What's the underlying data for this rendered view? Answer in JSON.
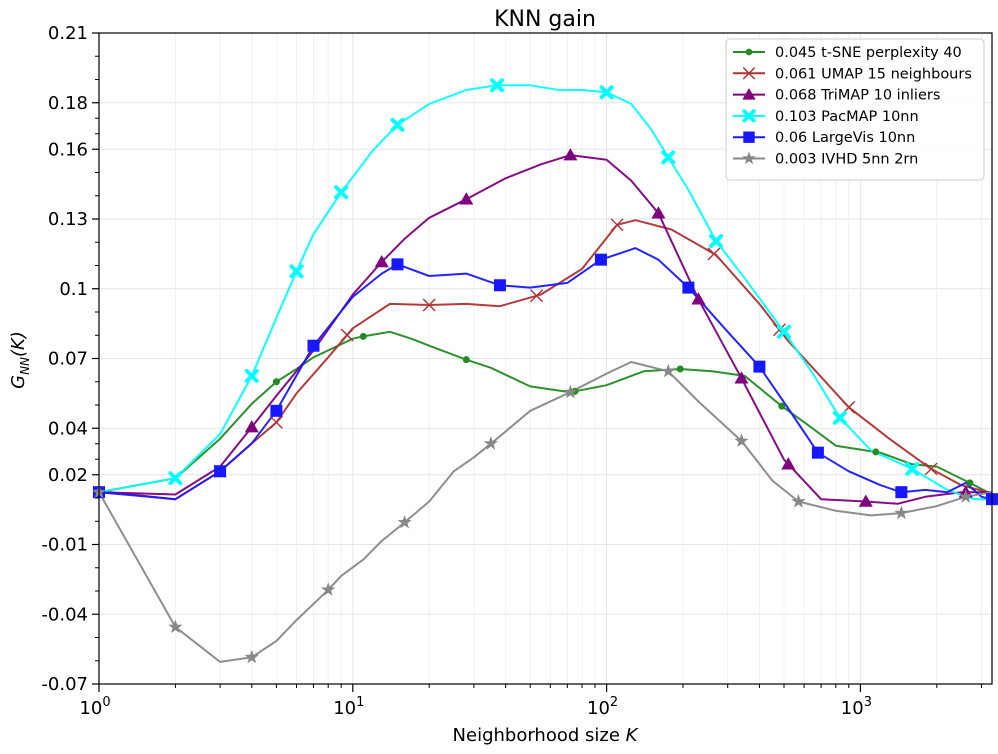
{
  "chart_data": {
    "type": "line",
    "title": "KNN gain",
    "xlabel": "Neighborhood size ",
    "xlabel_var": "K",
    "ylabel": "G",
    "ylabel_sub": "NN",
    "ylabel_arg": "(K)",
    "x_scale": "log",
    "xlim": [
      1,
      3300
    ],
    "ylim": [
      -0.07,
      0.21
    ],
    "x_ticks": [
      {
        "value": 1,
        "base": "10",
        "exp": "0"
      },
      {
        "value": 10,
        "base": "10",
        "exp": "1"
      },
      {
        "value": 100,
        "base": "10",
        "exp": "2"
      },
      {
        "value": 1000,
        "base": "10",
        "exp": "3"
      }
    ],
    "y_ticks": [
      {
        "value": -0.07,
        "label": "-0.07"
      },
      {
        "value": -0.04,
        "label": "-0.04"
      },
      {
        "value": -0.01,
        "label": "-0.01"
      },
      {
        "value": 0.02,
        "label": "0.02"
      },
      {
        "value": 0.04,
        "label": "0.04"
      },
      {
        "value": 0.07,
        "label": "0.07"
      },
      {
        "value": 0.1,
        "label": "0.1"
      },
      {
        "value": 0.13,
        "label": "0.13"
      },
      {
        "value": 0.16,
        "label": "0.16"
      },
      {
        "value": 0.18,
        "label": "0.18"
      },
      {
        "value": 0.21,
        "label": "0.21"
      }
    ],
    "grid": true,
    "legend_position": "top-right",
    "series": [
      {
        "name": "0.045 t-SNE perplexity 40",
        "color": "#228b22",
        "marker": "dot",
        "x": [
          1,
          2,
          3,
          4,
          5,
          6,
          7,
          8,
          10,
          11,
          14,
          17,
          20,
          28,
          35,
          50,
          72,
          100,
          140,
          195,
          260,
          350,
          490,
          620,
          800,
          1200,
          1600,
          2000,
          2700,
          3300
        ],
        "y": [
          0.0125,
          0.0185,
          0.0355,
          0.0505,
          0.06,
          0.0655,
          0.0705,
          0.0735,
          0.0785,
          0.0795,
          0.0815,
          0.0785,
          0.0755,
          0.0695,
          0.066,
          0.058,
          0.0555,
          0.0585,
          0.0645,
          0.0655,
          0.0645,
          0.0625,
          0.0495,
          0.0415,
          0.0325,
          0.0295,
          0.0245,
          0.0235,
          0.0165,
          0.0115
        ],
        "marker_x": [
          5,
          11,
          28,
          75,
          195,
          490,
          1150,
          2700
        ]
      },
      {
        "name": "0.061 UMAP 15 neighbours",
        "color": "#b03030",
        "marker": "x",
        "x": [
          1,
          2,
          3,
          4,
          5,
          6,
          8,
          10,
          14,
          20,
          28,
          38,
          55,
          80,
          110,
          130,
          180,
          270,
          400,
          520,
          900,
          1300,
          1900,
          2500,
          3300
        ],
        "y": [
          0.013,
          0.0095,
          0.0215,
          0.0335,
          0.0425,
          0.055,
          0.0705,
          0.083,
          0.0935,
          0.093,
          0.0935,
          0.0925,
          0.0975,
          0.1085,
          0.1275,
          0.1295,
          0.1255,
          0.1145,
          0.0935,
          0.0775,
          0.049,
          0.0355,
          0.0225,
          0.0155,
          0.012
        ],
        "marker_x": [
          3,
          5,
          9.5,
          20,
          53,
          110,
          265,
          480,
          900,
          1900
        ]
      },
      {
        "name": "0.068 TriMAP 10 inliers",
        "color": "#800080",
        "marker": "triangle",
        "x": [
          1,
          2,
          3,
          4,
          5,
          7,
          10,
          13,
          16,
          20,
          28,
          40,
          55,
          72,
          100,
          125,
          160,
          230,
          340,
          500,
          700,
          1050,
          1400,
          1800,
          2500,
          3300
        ],
        "y": [
          0.0125,
          0.0115,
          0.0235,
          0.0405,
          0.054,
          0.0735,
          0.0975,
          0.1115,
          0.1215,
          0.1305,
          0.1385,
          0.1475,
          0.1535,
          0.1575,
          0.1555,
          0.1465,
          0.1325,
          0.0955,
          0.0615,
          0.0265,
          0.0095,
          0.0085,
          0.0075,
          0.0105,
          0.0125,
          0.0125
        ],
        "marker_x": [
          4,
          13,
          28,
          72,
          160,
          230,
          340,
          520,
          1050,
          2600
        ]
      },
      {
        "name": "0.103 PacMAP 10nn",
        "color": "#00ffff",
        "marker": "X",
        "x": [
          1,
          2,
          3,
          4,
          5,
          6,
          7,
          9,
          12,
          15,
          20,
          28,
          37,
          50,
          65,
          80,
          100,
          125,
          150,
          175,
          210,
          270,
          350,
          500,
          650,
          830,
          1100,
          1600,
          2200,
          2800,
          3300
        ],
        "y": [
          0.0125,
          0.0185,
          0.0375,
          0.0625,
          0.0875,
          0.1075,
          0.1235,
          0.1415,
          0.1595,
          0.1705,
          0.1795,
          0.1855,
          0.1875,
          0.1875,
          0.1855,
          0.1855,
          0.1845,
          0.1795,
          0.1685,
          0.1565,
          0.1425,
          0.1205,
          0.1045,
          0.0815,
          0.0635,
          0.0445,
          0.0305,
          0.0225,
          0.0135,
          0.0095,
          0.0095
        ],
        "marker_x": [
          2,
          4,
          6,
          9,
          15,
          37,
          100,
          175,
          270,
          500,
          830,
          1600
        ]
      },
      {
        "name": "0.06 LargeVis 10nn",
        "color": "#1818ff",
        "marker": "square",
        "x": [
          1,
          2,
          3,
          4,
          5,
          7,
          10,
          13,
          15,
          20,
          28,
          38,
          50,
          70,
          95,
          130,
          160,
          210,
          300,
          400,
          520,
          680,
          900,
          1200,
          1450,
          1800,
          2200,
          2600,
          3000,
          3300
        ],
        "y": [
          0.0125,
          0.0095,
          0.0215,
          0.0335,
          0.0475,
          0.0755,
          0.0965,
          0.1065,
          0.1105,
          0.1055,
          0.1065,
          0.1015,
          0.1005,
          0.1025,
          0.1125,
          0.1175,
          0.1125,
          0.1005,
          0.0815,
          0.0665,
          0.0485,
          0.0295,
          0.0215,
          0.0155,
          0.0125,
          0.0135,
          0.0125,
          0.0165,
          0.0105,
          0.0095
        ],
        "marker_x": [
          1,
          3,
          5,
          7,
          15,
          38,
          95,
          210,
          400,
          680,
          1450,
          3300
        ]
      },
      {
        "name": "0.003 IVHD 5nn 2rn",
        "color": "#888888",
        "marker": "star",
        "x": [
          1,
          2,
          3,
          4,
          5,
          6,
          8,
          9,
          11,
          13,
          16,
          20,
          25,
          30,
          37,
          50,
          72,
          100,
          125,
          175,
          230,
          340,
          450,
          570,
          800,
          1100,
          1450,
          2000,
          2600,
          3300
        ],
        "y": [
          0.0125,
          -0.0455,
          -0.0605,
          -0.0585,
          -0.0515,
          -0.0425,
          -0.0295,
          -0.0235,
          -0.0165,
          -0.0085,
          -0.0005,
          0.0085,
          0.0215,
          0.0275,
          0.0355,
          0.0475,
          0.0555,
          0.0635,
          0.0685,
          0.0645,
          0.0515,
          0.0345,
          0.0175,
          0.0085,
          0.0045,
          0.0025,
          0.0035,
          0.0065,
          0.0105,
          0.0125
        ],
        "marker_x": [
          1,
          2,
          4,
          8,
          16,
          35,
          72,
          175,
          340,
          570,
          1450,
          2600
        ]
      }
    ]
  }
}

========

Job ▸
Quote every record above exactly, leaving out any pictures.

The solution ▸
What's the underlying data for this rendered view? Answer in JSON.
{
  "chart_data": {
    "type": "line",
    "title": "KNN gain",
    "xlabel": "Neighborhood size ",
    "xlabel_var": "K",
    "ylabel": "G",
    "ylabel_sub": "NN",
    "ylabel_arg": "(K)",
    "x_scale": "log",
    "xlim": [
      1,
      3300
    ],
    "ylim": [
      -0.07,
      0.21
    ],
    "x_ticks": [
      {
        "value": 1,
        "base": "10",
        "exp": "0"
      },
      {
        "value": 10,
        "base": "10",
        "exp": "1"
      },
      {
        "value": 100,
        "base": "10",
        "exp": "2"
      },
      {
        "value": 1000,
        "base": "10",
        "exp": "3"
      }
    ],
    "y_ticks": [
      {
        "value": -0.07,
        "label": "-0.07"
      },
      {
        "value": -0.04,
        "label": "-0.04"
      },
      {
        "value": -0.01,
        "label": "-0.01"
      },
      {
        "value": 0.02,
        "label": "0.02"
      },
      {
        "value": 0.04,
        "label": "0.04"
      },
      {
        "value": 0.07,
        "label": "0.07"
      },
      {
        "value": 0.1,
        "label": "0.1"
      },
      {
        "value": 0.13,
        "label": "0.13"
      },
      {
        "value": 0.16,
        "label": "0.16"
      },
      {
        "value": 0.18,
        "label": "0.18"
      },
      {
        "value": 0.21,
        "label": "0.21"
      }
    ],
    "grid": true,
    "legend_position": "top-right",
    "series": [
      {
        "name": "0.045 t-SNE perplexity 40",
        "color": "#228b22",
        "marker": "dot",
        "x": [
          1,
          2,
          3,
          4,
          5,
          6,
          7,
          8,
          10,
          11,
          14,
          17,
          20,
          28,
          35,
          50,
          72,
          100,
          140,
          195,
          260,
          350,
          490,
          620,
          800,
          1200,
          1600,
          2000,
          2700,
          3300
        ],
        "y": [
          0.0125,
          0.0185,
          0.0355,
          0.0505,
          0.06,
          0.0655,
          0.0705,
          0.0735,
          0.0785,
          0.0795,
          0.0815,
          0.0785,
          0.0755,
          0.0695,
          0.066,
          0.058,
          0.0555,
          0.0585,
          0.0645,
          0.0655,
          0.0645,
          0.0625,
          0.0495,
          0.0415,
          0.0325,
          0.0295,
          0.0245,
          0.0235,
          0.0165,
          0.0115
        ],
        "marker_x": [
          5,
          11,
          28,
          75,
          195,
          490,
          1150,
          2700
        ]
      },
      {
        "name": "0.061 UMAP 15 neighbours",
        "color": "#b03030",
        "marker": "x",
        "x": [
          1,
          2,
          3,
          4,
          5,
          6,
          8,
          10,
          14,
          20,
          28,
          38,
          55,
          80,
          110,
          130,
          180,
          270,
          400,
          520,
          900,
          1300,
          1900,
          2500,
          3300
        ],
        "y": [
          0.013,
          0.0095,
          0.0215,
          0.0335,
          0.0425,
          0.055,
          0.0705,
          0.083,
          0.0935,
          0.093,
          0.0935,
          0.0925,
          0.0975,
          0.1085,
          0.1275,
          0.1295,
          0.1255,
          0.1145,
          0.0935,
          0.0775,
          0.049,
          0.0355,
          0.0225,
          0.0155,
          0.012
        ],
        "marker_x": [
          3,
          5,
          9.5,
          20,
          53,
          110,
          265,
          480,
          900,
          1900
        ]
      },
      {
        "name": "0.068 TriMAP 10 inliers",
        "color": "#800080",
        "marker": "triangle",
        "x": [
          1,
          2,
          3,
          4,
          5,
          7,
          10,
          13,
          16,
          20,
          28,
          40,
          55,
          72,
          100,
          125,
          160,
          230,
          340,
          500,
          700,
          1050,
          1400,
          1800,
          2500,
          3300
        ],
        "y": [
          0.0125,
          0.0115,
          0.0235,
          0.0405,
          0.054,
          0.0735,
          0.0975,
          0.1115,
          0.1215,
          0.1305,
          0.1385,
          0.1475,
          0.1535,
          0.1575,
          0.1555,
          0.1465,
          0.1325,
          0.0955,
          0.0615,
          0.0265,
          0.0095,
          0.0085,
          0.0075,
          0.0105,
          0.0125,
          0.0125
        ],
        "marker_x": [
          4,
          13,
          28,
          72,
          160,
          230,
          340,
          520,
          1050,
          2600
        ]
      },
      {
        "name": "0.103 PacMAP 10nn",
        "color": "#00ffff",
        "marker": "X",
        "x": [
          1,
          2,
          3,
          4,
          5,
          6,
          7,
          9,
          12,
          15,
          20,
          28,
          37,
          50,
          65,
          80,
          100,
          125,
          150,
          175,
          210,
          270,
          350,
          500,
          650,
          830,
          1100,
          1600,
          2200,
          2800,
          3300
        ],
        "y": [
          0.0125,
          0.0185,
          0.0375,
          0.0625,
          0.0875,
          0.1075,
          0.1235,
          0.1415,
          0.1595,
          0.1705,
          0.1795,
          0.1855,
          0.1875,
          0.1875,
          0.1855,
          0.1855,
          0.1845,
          0.1795,
          0.1685,
          0.1565,
          0.1425,
          0.1205,
          0.1045,
          0.0815,
          0.0635,
          0.0445,
          0.0305,
          0.0225,
          0.0135,
          0.0095,
          0.0095
        ],
        "marker_x": [
          2,
          4,
          6,
          9,
          15,
          37,
          100,
          175,
          270,
          500,
          830,
          1600
        ]
      },
      {
        "name": "0.06 LargeVis 10nn",
        "color": "#1818ff",
        "marker": "square",
        "x": [
          1,
          2,
          3,
          4,
          5,
          7,
          10,
          13,
          15,
          20,
          28,
          38,
          50,
          70,
          95,
          130,
          160,
          210,
          300,
          400,
          520,
          680,
          900,
          1200,
          1450,
          1800,
          2200,
          2600,
          3000,
          3300
        ],
        "y": [
          0.0125,
          0.0095,
          0.0215,
          0.0335,
          0.0475,
          0.0755,
          0.0965,
          0.1065,
          0.1105,
          0.1055,
          0.1065,
          0.1015,
          0.1005,
          0.1025,
          0.1125,
          0.1175,
          0.1125,
          0.1005,
          0.0815,
          0.0665,
          0.0485,
          0.0295,
          0.0215,
          0.0155,
          0.0125,
          0.0135,
          0.0125,
          0.0165,
          0.0105,
          0.0095
        ],
        "marker_x": [
          1,
          3,
          5,
          7,
          15,
          38,
          95,
          210,
          400,
          680,
          1450,
          3300
        ]
      },
      {
        "name": "0.003 IVHD 5nn 2rn",
        "color": "#888888",
        "marker": "star",
        "x": [
          1,
          2,
          3,
          4,
          5,
          6,
          8,
          9,
          11,
          13,
          16,
          20,
          25,
          30,
          37,
          50,
          72,
          100,
          125,
          175,
          230,
          340,
          450,
          570,
          800,
          1100,
          1450,
          2000,
          2600,
          3300
        ],
        "y": [
          0.0125,
          -0.0455,
          -0.0605,
          -0.0585,
          -0.0515,
          -0.0425,
          -0.0295,
          -0.0235,
          -0.0165,
          -0.0085,
          -0.0005,
          0.0085,
          0.0215,
          0.0275,
          0.0355,
          0.0475,
          0.0555,
          0.0635,
          0.0685,
          0.0645,
          0.0515,
          0.0345,
          0.0175,
          0.0085,
          0.0045,
          0.0025,
          0.0035,
          0.0065,
          0.0105,
          0.0125
        ],
        "marker_x": [
          1,
          2,
          4,
          8,
          16,
          35,
          72,
          175,
          340,
          570,
          1450,
          2600
        ]
      }
    ]
  }
}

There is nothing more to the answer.